DOCUMENT SEGMENT:
▽
It seemed like the Conservatives were in a big rush to get current Canadian ambassador to China – and formerly Richard Colvin’s boss – David Mulroney back to testify to try and refute Colvin’s claims that his reports on torture in Afghanistan were ignored or even discouraged – with Colvin mentioning Mulroney’s name as one of those who had done the ignoring/discouraging. They were in such a rush that they got him a plane ticket to appear before he was even formally invited by the Afghanistan committee.

The opposition parties aren’t going to allow that until the Harper government turns over relevant government documents on the Afghan torture file that involved Colvin and Mulroney so they can properly question him, but if you’ve got in the back of your mind that we’ve seen this type of stunt from the Conservatives before, Kady O’Malley reminds us all, that yes, we’ve seen this play before:

When I first found out that David Mulroney — seemingly not satisfied with simply letting the Afghanistan committee know that he’s ready and willing to “set the record straight” in response to the “very serious allegations” emanating from last week’s testimony by Richard Colvin — had, as it turns out, gone ahead and booked a seat on an Ottawa-bound plane, and was already in transit back to Canada, with every intention of doing so later this week, despite the fact that the members had yet to add him to an already ambitious calendar, it invoked the oddest sense of deja vu. Why? Because this is pretty much exactly the same strategy that we’ve seen this government employ in the past in the past when confronted by an overly inquisitive committee threatening to become seriously politically troublesome, during the all but forgotten Ethics investigation into the Conservative Party’s alleged in-and-out electoral financing scheme.

Throughout that week of special mid-recess hearings in August 2008, a series of party-connected witnesses alternately failed to appear, citing improper service, or, in a few memorable instances, deliberately did so on days when they weren’t actually listed on the schedule, whereupon they would demand to be allowed to testify immediately. When gently but firmly rebuffed by the chair, they would storm out of the room to the waiting media throng, insisting all the way that they were being silenced by the tyrannical opposition majority. In fact, I was sitting not more than a few inches away from the party’s then-political director, Doug Finley — now, of course, a senator — when he showed up, bright and more than a little early, three days before he was scheduled to appear. Squeezing himself in at the table alongside the scheduled witnesses, he informed the chair he was ready to take questions; after he was, entirely predictably, rebuffed, he very nearly had to be removed by Hill security when he refused to vacate the seat. When his name came up on the witness list later that week, however, he was nowhere in sight.
△
GIVEN INFORMATION:
▽
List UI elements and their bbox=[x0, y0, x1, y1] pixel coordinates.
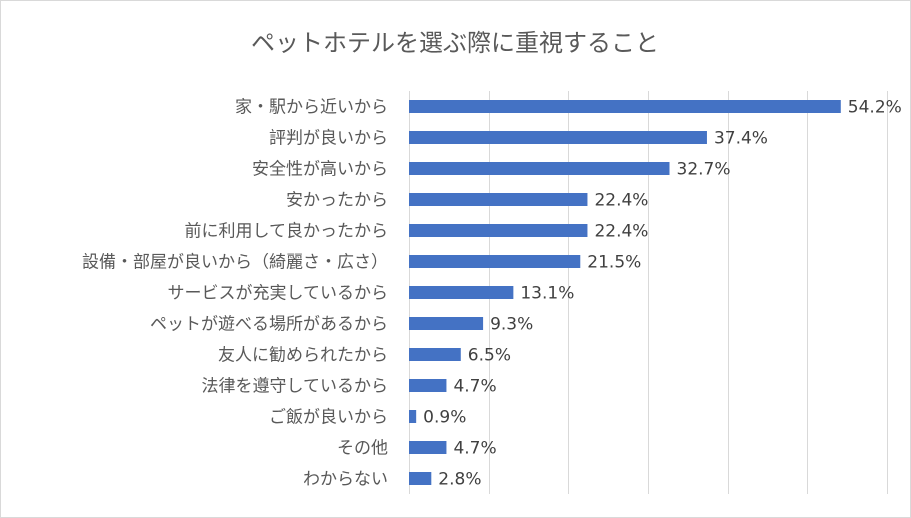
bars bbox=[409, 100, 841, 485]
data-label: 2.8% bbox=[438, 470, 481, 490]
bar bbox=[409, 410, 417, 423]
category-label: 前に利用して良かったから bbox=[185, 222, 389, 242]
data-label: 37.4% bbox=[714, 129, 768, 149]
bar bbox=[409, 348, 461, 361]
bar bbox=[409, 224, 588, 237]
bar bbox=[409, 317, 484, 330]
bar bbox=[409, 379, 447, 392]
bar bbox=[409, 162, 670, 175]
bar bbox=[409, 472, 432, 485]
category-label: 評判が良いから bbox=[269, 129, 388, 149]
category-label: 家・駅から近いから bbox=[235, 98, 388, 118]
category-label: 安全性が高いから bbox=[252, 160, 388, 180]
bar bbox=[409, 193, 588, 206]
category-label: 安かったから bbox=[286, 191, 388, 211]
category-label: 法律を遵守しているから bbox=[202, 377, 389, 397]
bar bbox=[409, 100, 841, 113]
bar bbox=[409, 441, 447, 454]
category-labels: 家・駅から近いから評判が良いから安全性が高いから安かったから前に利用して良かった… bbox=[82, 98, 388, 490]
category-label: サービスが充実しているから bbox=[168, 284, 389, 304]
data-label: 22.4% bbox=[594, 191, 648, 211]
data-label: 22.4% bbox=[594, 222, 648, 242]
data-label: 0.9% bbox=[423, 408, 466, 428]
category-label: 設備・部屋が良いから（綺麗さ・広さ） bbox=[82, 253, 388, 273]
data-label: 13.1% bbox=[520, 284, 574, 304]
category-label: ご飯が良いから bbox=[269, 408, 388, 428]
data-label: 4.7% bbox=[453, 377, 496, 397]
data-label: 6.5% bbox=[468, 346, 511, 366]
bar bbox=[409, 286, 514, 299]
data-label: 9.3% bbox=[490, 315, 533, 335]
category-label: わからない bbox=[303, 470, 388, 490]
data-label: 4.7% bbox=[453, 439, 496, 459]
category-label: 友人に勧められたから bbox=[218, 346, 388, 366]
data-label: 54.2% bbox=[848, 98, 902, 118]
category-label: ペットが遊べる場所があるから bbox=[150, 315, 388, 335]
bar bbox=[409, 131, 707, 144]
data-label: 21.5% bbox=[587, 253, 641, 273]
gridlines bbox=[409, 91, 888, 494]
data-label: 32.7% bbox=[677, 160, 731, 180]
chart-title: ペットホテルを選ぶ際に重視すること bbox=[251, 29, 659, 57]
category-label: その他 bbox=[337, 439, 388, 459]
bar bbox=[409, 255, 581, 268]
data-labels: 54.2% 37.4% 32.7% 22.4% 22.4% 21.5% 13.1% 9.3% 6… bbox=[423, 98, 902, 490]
△
▽
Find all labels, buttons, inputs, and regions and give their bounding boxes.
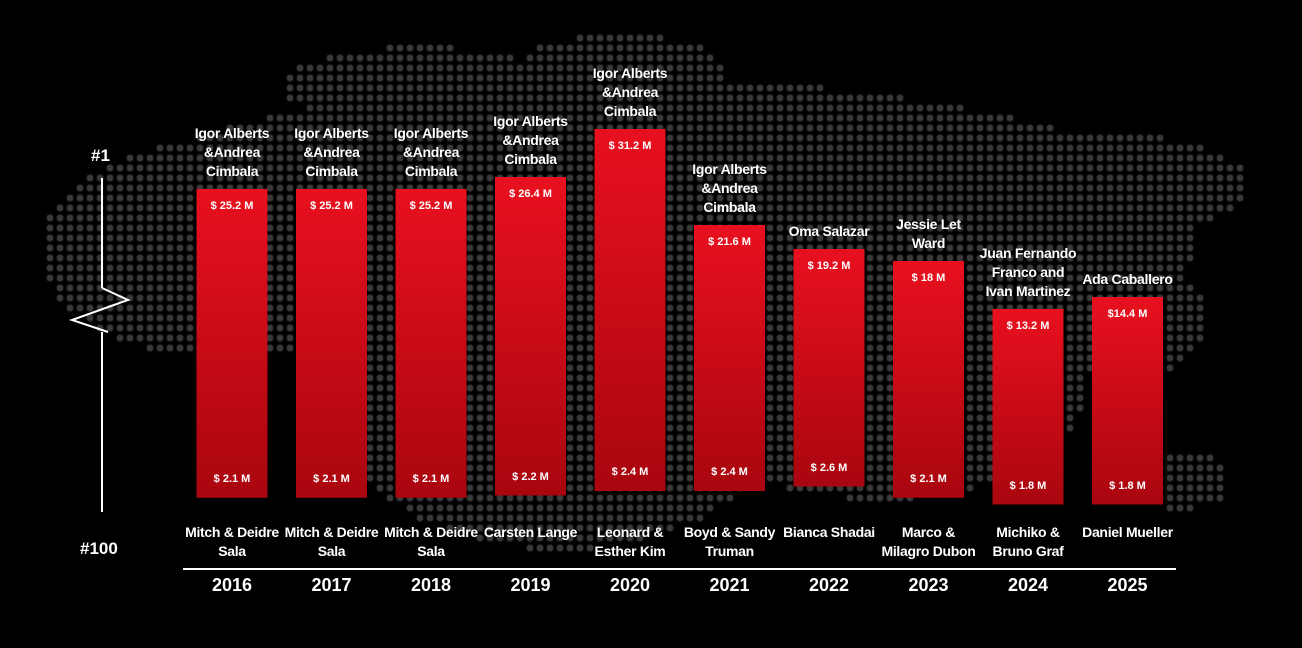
△
REQUIRED ACTIONS:
(a) Decide whether each statement agrees with the passage about David Mulroney's planned testimony. Answer yes or no for each, and quote the deciding words from the passage. (i) Mulroney had a plane ticket before the Afghanistan committee formally invited him. (ii) Doug Finley appeared before the committee on the day his name came up on the witness list. (iii) The Ethics hearings on the in-and-out financing scheme took place in August 2008.
(b) Carry on the passage about David Mulroney and the Conservatives' committee tactics from the point where it stops.
The lines have nothing to do with what is asked here.

EXERCISE RESULTS:
(a)
(i) Yes: "they got him a plane ticket to appear before he was even formally invited by the Afghanistan committee."
(ii) No: "When his name came up on the witness list later that week, however, he was nowhere in sight."
(iii) Yes: "Throughout that week of special mid-recess hearings in August 2008"

(b)
The theatrics and gamesmanship that the Conservatives have done and continue to try and do and (no doubt will attempt to keep doing at this and other future committees that are potentially troublesome for them) reinforces all the more reason to have a full-fledged independent judicial inquiry of this affair. There will be no attempted nonsense like this tolerated by a judge – the Conservatives or their witnesses would probably be jailed for contempt of the inquiry/court if they tried such gamesmanship.


3 comments to Think you’ve seen this movie before? You have indeed.

  • E A M

    I think I’ve seen George Mason’s mov(i)e before …typical conservative trolling.

  • foottothefire

    George Mason’s obfuscating horse shit reveals a bit of how a Conservatives mind works, but little else.
    Neither it (the horse shit) or Mulroney will do anything however to mitigate the fact that Prime Minister Stephen Harper sanctioned torture. (He knew; oh yes, HE knew.)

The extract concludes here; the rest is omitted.